(Figure record listings)
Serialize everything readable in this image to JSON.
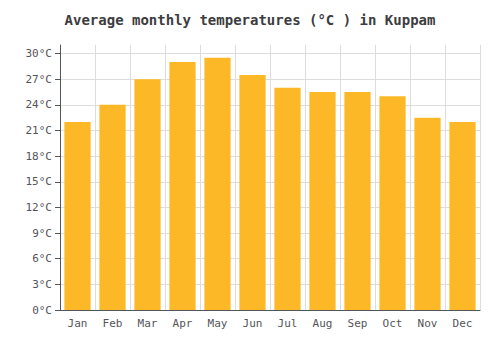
{
  "chart_data": {
    "type": "bar",
    "title": "Average monthly temperatures (°C ) in Kuppam",
    "categories": [
      "Jan",
      "Feb",
      "Mar",
      "Apr",
      "May",
      "Jun",
      "Jul",
      "Aug",
      "Sep",
      "Oct",
      "Nov",
      "Dec"
    ],
    "values": [
      22,
      24,
      27,
      29,
      29.5,
      27.5,
      26,
      25.5,
      25.5,
      25,
      22.5,
      22
    ],
    "color": "#FDB827",
    "ylim": [
      0,
      31
    ],
    "yticks": [
      {
        "value": 0,
        "label": "0°C"
      },
      {
        "value": 3,
        "label": "3°C"
      },
      {
        "value": 6,
        "label": "6°C"
      },
      {
        "value": 9,
        "label": "9°C"
      },
      {
        "value": 12,
        "label": "12°C"
      },
      {
        "value": 15,
        "label": "15°C"
      },
      {
        "value": 18,
        "label": "18°C"
      },
      {
        "value": 21,
        "label": "21°C"
      },
      {
        "value": 24,
        "label": "24°C"
      },
      {
        "value": 27,
        "label": "27°C"
      },
      {
        "value": 30,
        "label": "30°C"
      }
    ],
    "grid": true
  }
}
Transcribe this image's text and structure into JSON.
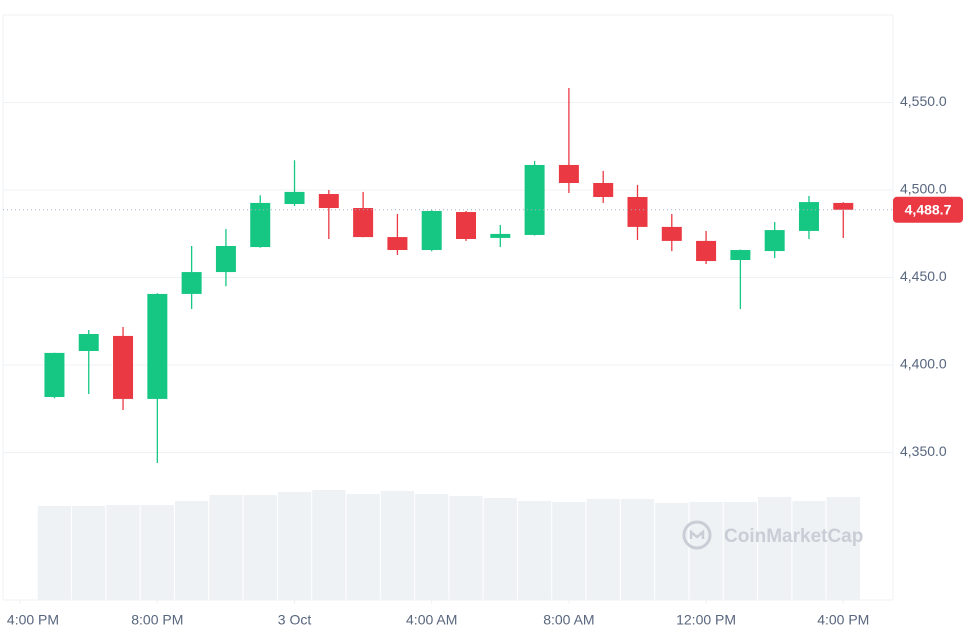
{
  "chart_data": {
    "type": "candlestick",
    "x": [
      1,
      2,
      3,
      4,
      5,
      6,
      7,
      8,
      9,
      10,
      11,
      12,
      13,
      14,
      15,
      16,
      17,
      18,
      19,
      20,
      21,
      22,
      23,
      24
    ],
    "open": [
      4381.7,
      4408,
      4416.6,
      4380.6,
      4440.6,
      4453.1,
      4467.4,
      4492,
      4497.7,
      4489.7,
      4473.1,
      4465.7,
      4487.4,
      4472.6,
      4474.3,
      4514.3,
      4504,
      4496,
      4478.9,
      4470.9,
      4460,
      4465.1,
      4476.6,
      4492.6
    ],
    "high": [
      4407,
      4420,
      4421.7,
      4441,
      4468,
      4477.7,
      4497,
      4517,
      4500,
      4498.9,
      4486.3,
      4488.6,
      4488,
      4480,
      4516.6,
      4558.3,
      4510.9,
      4502.9,
      4486.3,
      4476.6,
      4466,
      4481.7,
      4496.6,
      4493
    ],
    "low": [
      4381,
      4383.4,
      4374.3,
      4344,
      4432,
      4445,
      4467,
      4490.9,
      4472,
      4473,
      4462.9,
      4465,
      4470.9,
      4467.4,
      4474,
      4498.3,
      4492.6,
      4471.4,
      4465.1,
      4457.7,
      4432,
      4461.1,
      4472,
      4472.6
    ],
    "close": [
      4406.9,
      4417.7,
      4380.6,
      4440.6,
      4453.1,
      4468,
      4492.6,
      4498.9,
      4489.7,
      4473.1,
      4465.7,
      4488,
      4472,
      4474.9,
      4514.3,
      4504,
      4496,
      4478.9,
      4470.9,
      4459.4,
      4465.7,
      4477.1,
      4493.1,
      4488.7
    ],
    "volume": [
      94,
      94,
      95,
      95,
      99,
      105,
      105,
      108,
      110,
      106,
      109,
      106,
      104,
      102,
      99,
      98,
      101,
      101,
      97,
      98,
      98,
      103,
      99,
      103
    ],
    "up_color": "#16c784",
    "down_color": "#ea3943",
    "volume_color": "#eff2f5",
    "xlim": [
      -0.5,
      25.45
    ],
    "xticks": [
      {
        "value": 0,
        "label": "4:00 PM"
      },
      {
        "value": 4,
        "label": "8:00 PM"
      },
      {
        "value": 8,
        "label": "3 Oct"
      },
      {
        "value": 12,
        "label": "4:00 AM"
      },
      {
        "value": 16,
        "label": "8:00 AM"
      },
      {
        "value": 20,
        "label": "12:00 PM"
      },
      {
        "value": 24,
        "label": "4:00 PM"
      }
    ],
    "ylim": [
      4265.7,
      4600
    ],
    "yticks": [
      {
        "value": 4350,
        "label": "4,350.0"
      },
      {
        "value": 4400,
        "label": "4,400.0"
      },
      {
        "value": 4450,
        "label": "4,450.0"
      },
      {
        "value": 4500,
        "label": "4,500.0"
      },
      {
        "value": 4550,
        "label": "4,550.0"
      }
    ],
    "grid": true,
    "last_price": {
      "value": 4488.7,
      "label": "4,488.7"
    },
    "watermark": "CoinMarketCap"
  }
}
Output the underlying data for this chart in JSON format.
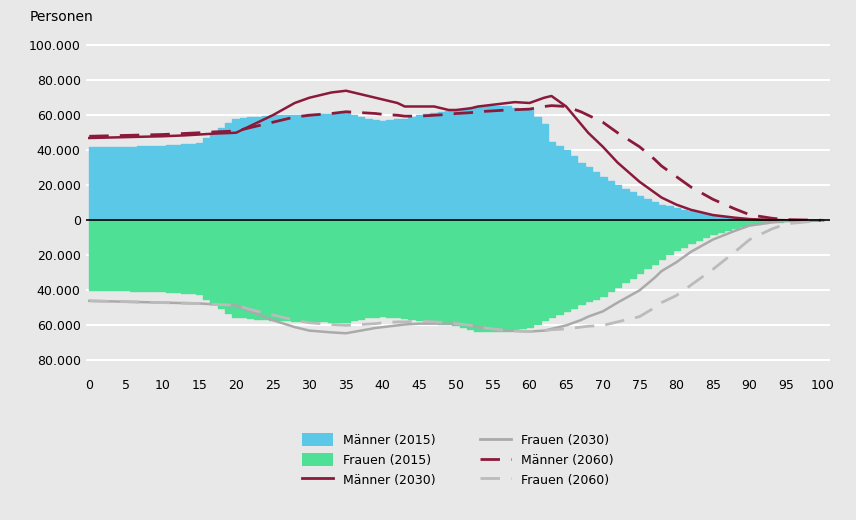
{
  "ylabel": "Personen",
  "xlabel_ticks": [
    0,
    5,
    10,
    15,
    20,
    25,
    30,
    35,
    40,
    45,
    50,
    55,
    60,
    65,
    70,
    75,
    80,
    85,
    90,
    95,
    100
  ],
  "yticks_pos": [
    100000,
    80000,
    60000,
    40000,
    20000,
    0,
    -20000,
    -40000,
    -60000,
    -80000
  ],
  "ytick_labels": [
    "100.000",
    "80.000",
    "60.000",
    "40.000",
    "20.000",
    "0",
    "20.000",
    "40.000",
    "60.000",
    "80.000"
  ],
  "ylim": [
    -88000,
    108000
  ],
  "xlim": [
    -0.5,
    101
  ],
  "color_men_2015": "#5BC8E8",
  "color_women_2015": "#4EE094",
  "color_men_2030": "#8B1A3A",
  "color_women_2030": "#AAAAAA",
  "color_men_2060": "#8B1A3A",
  "color_women_2060": "#BBBBBB",
  "background_color": "#E8E8E8",
  "grid_color": "#FFFFFF",
  "legend_labels": [
    "Männer (2015)",
    "Frauen (2015)",
    "Männer (2030)",
    "Frauen (2030)",
    "Männer (2060)",
    "Frauen (2060)"
  ]
}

TASK TO COMPLETE: Pull out every line of the entries that includes the word "Männer".

WORKED ANSWER:
    "Männer (2015)",
    "Männer (2030)",
    "Männer (2060)",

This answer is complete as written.